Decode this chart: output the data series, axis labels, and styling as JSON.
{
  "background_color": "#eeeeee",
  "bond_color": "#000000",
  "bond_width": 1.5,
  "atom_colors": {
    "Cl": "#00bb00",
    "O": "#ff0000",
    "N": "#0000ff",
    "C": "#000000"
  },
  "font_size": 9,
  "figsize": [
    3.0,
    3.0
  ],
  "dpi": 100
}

Given request:
Word for word, quote all of the data above.

Exercise response:
Decode this chart: output the data series, axis labels, and styling as JSON.
{
  "background_color": "#eeeeee",
  "bond_color": "#000000",
  "bond_width": 1.5,
  "atom_colors": {
    "Cl": "#00bb00",
    "O": "#ff0000",
    "N": "#0000ff",
    "C": "#000000"
  },
  "font_size": 9,
  "figsize": [
    3.0,
    3.0
  ],
  "dpi": 100
}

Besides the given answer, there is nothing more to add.